WORK INSTRUCTIONS: Could you print every record below exactly as it appears?

[begin RECORDS PROVIDED]

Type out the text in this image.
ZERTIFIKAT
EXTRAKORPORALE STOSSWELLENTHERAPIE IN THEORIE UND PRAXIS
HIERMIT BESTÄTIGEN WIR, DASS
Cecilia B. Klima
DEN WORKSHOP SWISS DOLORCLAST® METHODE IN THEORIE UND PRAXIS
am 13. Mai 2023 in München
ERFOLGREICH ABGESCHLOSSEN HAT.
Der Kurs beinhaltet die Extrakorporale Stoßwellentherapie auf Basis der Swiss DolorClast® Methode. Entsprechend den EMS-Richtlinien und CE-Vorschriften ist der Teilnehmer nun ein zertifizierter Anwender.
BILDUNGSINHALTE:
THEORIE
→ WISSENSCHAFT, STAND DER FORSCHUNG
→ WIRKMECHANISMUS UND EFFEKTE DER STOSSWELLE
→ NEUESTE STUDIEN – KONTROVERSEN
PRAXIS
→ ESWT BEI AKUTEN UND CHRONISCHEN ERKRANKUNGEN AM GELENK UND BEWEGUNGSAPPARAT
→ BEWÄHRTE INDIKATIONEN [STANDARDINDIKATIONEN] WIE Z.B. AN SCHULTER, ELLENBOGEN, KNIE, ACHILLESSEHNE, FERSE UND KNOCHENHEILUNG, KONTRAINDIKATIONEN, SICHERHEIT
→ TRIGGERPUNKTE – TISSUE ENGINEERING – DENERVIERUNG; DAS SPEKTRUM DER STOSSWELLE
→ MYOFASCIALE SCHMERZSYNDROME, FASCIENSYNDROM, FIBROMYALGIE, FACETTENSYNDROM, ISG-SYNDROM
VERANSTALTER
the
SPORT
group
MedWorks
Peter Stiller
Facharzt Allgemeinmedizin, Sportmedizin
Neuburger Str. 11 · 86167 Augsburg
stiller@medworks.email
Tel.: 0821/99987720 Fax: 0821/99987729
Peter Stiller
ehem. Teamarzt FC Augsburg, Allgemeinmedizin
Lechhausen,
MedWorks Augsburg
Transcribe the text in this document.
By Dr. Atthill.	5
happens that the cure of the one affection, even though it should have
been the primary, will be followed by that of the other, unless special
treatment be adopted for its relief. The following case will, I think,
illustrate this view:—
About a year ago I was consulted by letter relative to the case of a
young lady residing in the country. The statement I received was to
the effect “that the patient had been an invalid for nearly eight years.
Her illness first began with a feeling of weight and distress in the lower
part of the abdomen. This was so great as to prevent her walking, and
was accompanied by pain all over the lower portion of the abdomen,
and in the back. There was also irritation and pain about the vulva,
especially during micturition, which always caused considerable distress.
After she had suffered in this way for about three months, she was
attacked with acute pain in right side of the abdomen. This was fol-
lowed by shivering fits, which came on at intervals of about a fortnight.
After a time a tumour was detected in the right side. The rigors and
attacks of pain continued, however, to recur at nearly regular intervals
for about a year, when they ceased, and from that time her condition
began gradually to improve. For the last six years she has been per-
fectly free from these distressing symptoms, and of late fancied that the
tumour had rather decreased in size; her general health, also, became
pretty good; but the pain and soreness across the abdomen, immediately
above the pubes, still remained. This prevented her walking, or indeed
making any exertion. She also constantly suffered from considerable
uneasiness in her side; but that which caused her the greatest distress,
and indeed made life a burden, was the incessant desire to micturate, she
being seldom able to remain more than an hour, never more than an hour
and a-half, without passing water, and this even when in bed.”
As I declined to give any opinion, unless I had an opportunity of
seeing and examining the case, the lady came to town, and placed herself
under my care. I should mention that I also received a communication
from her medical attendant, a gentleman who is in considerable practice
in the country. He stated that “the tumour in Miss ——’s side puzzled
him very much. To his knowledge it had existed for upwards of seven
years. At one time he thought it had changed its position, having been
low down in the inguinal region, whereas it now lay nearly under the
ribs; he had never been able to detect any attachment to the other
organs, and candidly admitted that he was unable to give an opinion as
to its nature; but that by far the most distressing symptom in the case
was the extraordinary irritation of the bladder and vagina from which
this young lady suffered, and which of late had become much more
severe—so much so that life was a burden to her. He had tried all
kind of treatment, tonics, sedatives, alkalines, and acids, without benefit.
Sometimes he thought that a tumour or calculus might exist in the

[end RECORDS PROVIDED]

RESULT OF THIS TASK:
Type out the text in this image.
ZERTIFIKAT
EXTRAKORPORALE STOSSWELLENTHERAPIE IN THEORIE UND PRAXIS
HIERMIT BESTÄTIGEN WIR, DASS
Cecilia B. Klima
DEN WORKSHOP SWISS DOLORCLAST® METHODE IN THEORIE UND PRAXIS
am 13. Mai 2023 in München
ERFOLGREICH ABGESCHLOSSEN HAT.
Der Kurs beinhaltet die Extrakorporale Stoßwellentherapie auf Basis der Swiss DolorClast® Methode. Entsprechend den EMS-Richtlinien und CE-Vorschriften ist der Teilnehmer nun ein zertifizierter Anwender.
BILDUNGSINHALTE:
THEORIE
→ WISSENSCHAFT, STAND DER FORSCHUNG
→ WIRKMECHANISMUS UND EFFEKTE DER STOSSWELLE
→ NEUESTE STUDIEN – KONTROVERSEN
PRAXIS
→ ESWT BEI AKUTEN UND CHRONISCHEN ERKRANKUNGEN AM GELENK UND BEWEGUNGSAPPARAT
→ BEWÄHRTE INDIKATIONEN [STANDARDINDIKATIONEN] WIE Z.B. AN SCHULTER, ELLENBOGEN, KNIE, ACHILLESSEHNE, FERSE UND KNOCHENHEILUNG, KONTRAINDIKATIONEN, SICHERHEIT
→ TRIGGERPUNKTE – TISSUE ENGINEERING – DENERVIERUNG; DAS SPEKTRUM DER STOSSWELLE
→ MYOFASCIALE SCHMERZSYNDROME, FASCIENSYNDROM, FIBROMYALGIE, FACETTENSYNDROM, ISG-SYNDROM
VERANSTALTER
the
SPORT
group
MedWorks
Peter Stiller
Facharzt Allgemeinmedizin, Sportmedizin
Neuburger Str. 11 · 86167 Augsburg
stiller@medworks.email
Tel.: 0821/99987720 Fax: 0821/99987729
Peter Stiller
ehem. Teamarzt FC Augsburg, Allgemeinmedizin
Lechhausen,
MedWorks Augsburg
Transcribe the text in this document.
By Dr. Atthill.	5
happens that the cure of the one affection, even though it should have
been the primary, will be followed by that of the other, unless special
treatment be adopted for its relief. The following case will, I think,
illustrate this view:—
About a year ago I was consulted by letter relative to the case of a
young lady residing in the country. The statement I received was to
the effect “that the patient had been an invalid for nearly eight years.
Her illness first began with a feeling of weight and distress in the lower
part of the abdomen. This was so great as to prevent her walking, and
was accompanied by pain all over the lower portion of the abdomen,
and in the back. There was also irritation and pain about the vulva,
especially during micturition, which always caused considerable distress.
After she had suffered in this way for about three months, she was
attacked with acute pain in right side of the abdomen. This was fol-
lowed by shivering fits, which came on at intervals of about a fortnight.
After a time a tumour was detected in the right side. The rigors and
attacks of pain continued, however, to recur at nearly regular intervals
for about a year, when they ceased, and from that time her condition
began gradually to improve. For the last six years she has been per-
fectly free from these distressing symptoms, and of late fancied that the
tumour had rather decreased in size; her general health, also, became
pretty good; but the pain and soreness across the abdomen, immediately
above the pubes, still remained. This prevented her walking, or indeed
making any exertion. She also constantly suffered from considerable
uneasiness in her side; but that which caused her the greatest distress,
and indeed made life a burden, was the incessant desire to micturate, she
being seldom able to remain more than an hour, never more than an hour
and a-half, without passing water, and this even when in bed.”
As I declined to give any opinion, unless I had an opportunity of
seeing and examining the case, the lady came to town, and placed herself
under my care. I should mention that I also received a communication
from her medical attendant, a gentleman who is in considerable practice
in the country. He stated that “the tumour in Miss ——’s side puzzled
him very much. To his knowledge it had existed for upwards of seven
years. At one time he thought it had changed its position, having been
low down in the inguinal region, whereas it now lay nearly under the
ribs; he had never been able to detect any attachment to the other
organs, and candidly admitted that he was unable to give an opinion as
to its nature; but that by far the most distressing symptom in the case
was the extraordinary irritation of the bladder and vagina from which
this young lady suffered, and which of late had become much more
severe—so much so that life was a burden to her. He had tried all
kind of treatment, tonics, sedatives, alkalines, and acids, without benefit.
Sometimes he thought that a tumour or calculus might exist in the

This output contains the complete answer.